> [WORK TO DO] Can you write out the whole listing exactly?

> [RECORDS TO USE]
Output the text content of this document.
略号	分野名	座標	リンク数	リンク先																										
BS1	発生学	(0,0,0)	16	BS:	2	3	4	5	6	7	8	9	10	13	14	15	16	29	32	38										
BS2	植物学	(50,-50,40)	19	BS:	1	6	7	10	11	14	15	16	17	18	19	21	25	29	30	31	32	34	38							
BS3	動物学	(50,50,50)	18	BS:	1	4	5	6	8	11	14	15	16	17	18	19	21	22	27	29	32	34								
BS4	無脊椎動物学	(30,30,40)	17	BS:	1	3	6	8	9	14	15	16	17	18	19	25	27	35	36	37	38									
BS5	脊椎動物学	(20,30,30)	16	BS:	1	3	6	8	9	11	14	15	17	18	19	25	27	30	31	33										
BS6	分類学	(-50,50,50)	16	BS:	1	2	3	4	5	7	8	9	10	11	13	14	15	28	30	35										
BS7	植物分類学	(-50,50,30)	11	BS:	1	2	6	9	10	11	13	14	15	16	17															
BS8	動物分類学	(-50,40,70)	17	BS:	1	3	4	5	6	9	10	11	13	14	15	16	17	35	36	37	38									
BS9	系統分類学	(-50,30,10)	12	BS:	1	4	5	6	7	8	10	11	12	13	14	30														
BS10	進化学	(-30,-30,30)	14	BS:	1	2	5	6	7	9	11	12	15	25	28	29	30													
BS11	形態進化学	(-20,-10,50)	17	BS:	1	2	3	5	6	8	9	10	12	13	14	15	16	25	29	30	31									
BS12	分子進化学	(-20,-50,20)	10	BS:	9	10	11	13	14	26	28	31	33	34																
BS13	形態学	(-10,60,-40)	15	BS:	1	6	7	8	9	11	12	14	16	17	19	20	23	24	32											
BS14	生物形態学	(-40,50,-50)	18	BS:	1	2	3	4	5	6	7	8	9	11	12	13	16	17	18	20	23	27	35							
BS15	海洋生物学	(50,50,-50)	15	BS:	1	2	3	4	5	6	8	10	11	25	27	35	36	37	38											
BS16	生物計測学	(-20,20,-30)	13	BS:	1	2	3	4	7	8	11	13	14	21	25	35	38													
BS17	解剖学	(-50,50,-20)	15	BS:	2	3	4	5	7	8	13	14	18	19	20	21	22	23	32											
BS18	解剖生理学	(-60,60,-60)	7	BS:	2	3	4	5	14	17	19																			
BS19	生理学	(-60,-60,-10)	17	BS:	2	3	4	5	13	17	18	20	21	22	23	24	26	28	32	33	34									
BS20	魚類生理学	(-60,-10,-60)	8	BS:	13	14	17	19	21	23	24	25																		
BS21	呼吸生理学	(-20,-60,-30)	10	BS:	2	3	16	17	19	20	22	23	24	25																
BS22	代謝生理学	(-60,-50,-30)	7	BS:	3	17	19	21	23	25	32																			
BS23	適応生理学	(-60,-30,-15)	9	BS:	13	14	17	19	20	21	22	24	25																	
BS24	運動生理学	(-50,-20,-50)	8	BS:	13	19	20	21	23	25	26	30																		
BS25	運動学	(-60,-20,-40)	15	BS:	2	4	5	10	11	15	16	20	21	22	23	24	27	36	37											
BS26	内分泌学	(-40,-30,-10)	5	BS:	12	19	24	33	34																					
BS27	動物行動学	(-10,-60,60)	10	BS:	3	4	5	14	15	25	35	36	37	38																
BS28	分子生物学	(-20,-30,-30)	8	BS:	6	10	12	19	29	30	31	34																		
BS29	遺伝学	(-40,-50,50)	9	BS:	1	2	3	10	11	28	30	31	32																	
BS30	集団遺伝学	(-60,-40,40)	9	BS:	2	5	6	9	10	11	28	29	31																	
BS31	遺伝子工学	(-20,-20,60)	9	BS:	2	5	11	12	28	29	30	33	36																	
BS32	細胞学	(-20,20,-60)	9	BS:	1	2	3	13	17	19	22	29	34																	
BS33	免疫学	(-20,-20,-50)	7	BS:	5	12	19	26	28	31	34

> [COMPLETED EXERCISE]
Output the text content of this document.
略号	分野名	座標	リンク数	リンク先																										
BS1	発生学	(0,0,0)	16	BS:	2	3	4	5	6	7	8	9	10	13	14	15	16	29	32	38										
BS2	植物学	(50,-50,40)	19	BS:	1	6	7	10	11	14	15	16	17	18	19	21	25	29	30	31	32	34	38							
BS3	動物学	(50,50,50)	18	BS:	1	4	5	6	8	11	14	15	16	17	18	19	21	22	27	29	32	34								
BS4	無脊椎動物学	(30,30,40)	17	BS:	1	3	6	8	9	14	15	16	17	18	19	25	27	35	36	37	38									
BS5	脊椎動物学	(20,30,30)	16	BS:	1	3	6	8	9	11	14	15	17	18	19	25	27	30	31	33										
BS6	分類学	(-50,50,50)	16	BS:	1	2	3	4	5	7	8	9	10	11	13	14	15	28	30	35										
BS7	植物分類学	(-50,50,30)	11	BS:	1	2	6	9	10	11	13	14	15	16	17															
BS8	動物分類学	(-50,40,70)	17	BS:	1	3	4	5	6	9	10	11	13	14	15	16	17	35	36	37	38									
BS9	系統分類学	(-50,30,10)	12	BS:	1	4	5	6	7	8	10	11	12	13	14	30														
BS10	進化学	(-30,-30,30)	14	BS:	1	2	5	6	7	9	11	12	15	25	28	29	30													
BS11	形態進化学	(-20,-10,50)	17	BS:	1	2	3	5	6	8	9	10	12	13	14	15	16	25	29	30	31									
BS12	分子進化学	(-20,-50,20)	10	BS:	9	10	11	13	14	26	28	31	33	34																
BS13	形態学	(-10,60,-40)	15	BS:	1	6	7	8	9	11	12	14	16	17	19	20	23	24	32											
BS14	生物形態学	(-40,50,-50)	18	BS:	1	2	3	4	5	6	7	8	9	11	12	13	16	17	18	20	23	27	35							
BS15	海洋生物学	(50,50,-50)	15	BS:	1	2	3	4	5	6	8	10	11	25	27	35	36	37	38											
BS16	生物計測学	(-20,20,-30)	13	BS:	1	2	3	4	7	8	11	13	14	21	25	35	38													
BS17	解剖学	(-50,50,-20)	15	BS:	2	3	4	5	7	8	13	14	18	19	20	21	22	23	32											
BS18	解剖生理学	(-60,60,-60)	7	BS:	2	3	4	5	14	17	19																			
BS19	生理学	(-60,-60,-10)	17	BS:	2	3	4	5	13	17	18	20	21	22	23	24	26	28	32	33	34									
BS20	魚類生理学	(-60,-10,-60)	8	BS:	13	14	17	19	21	23	24	25																		
BS21	呼吸生理学	(-20,-60,-30)	10	BS:	2	3	16	17	19	20	22	23	24	25																
BS22	代謝生理学	(-60,-50,-30)	7	BS:	3	17	19	21	23	25	32																			
BS23	適応生理学	(-60,-30,-15)	9	BS:	13	14	17	19	20	21	22	24	25																	
BS24	運動生理学	(-50,-20,-50)	8	BS:	13	19	20	21	23	25	26	30																		
BS25	運動学	(-60,-20,-40)	15	BS:	2	4	5	10	11	15	16	20	21	22	23	24	27	36	37											
BS26	内分泌学	(-40,-30,-10)	5	BS:	12	19	24	33	34																					
BS27	動物行動学	(-10,-60,60)	10	BS:	3	4	5	14	15	25	35	36	37	38																
BS28	分子生物学	(-20,-30,-30)	8	BS:	6	10	12	19	29	30	31	34																		
BS29	遺伝学	(-40,-50,50)	9	BS:	1	2	3	10	11	28	30	31	32																	
BS30	集団遺伝学	(-60,-40,40)	9	BS:	2	5	6	9	10	11	28	29	31																	
BS31	遺伝子工学	(-20,-20,60)	9	BS:	2	5	11	12	28	29	30	33	36																	
BS32	細胞学	(-20,20,-60)	9	BS:	1	2	3	13	17	19	22	29	34																	
BS33	免疫学	(-20,-20,-50)	7	BS:	5	12	19	26	28	31	34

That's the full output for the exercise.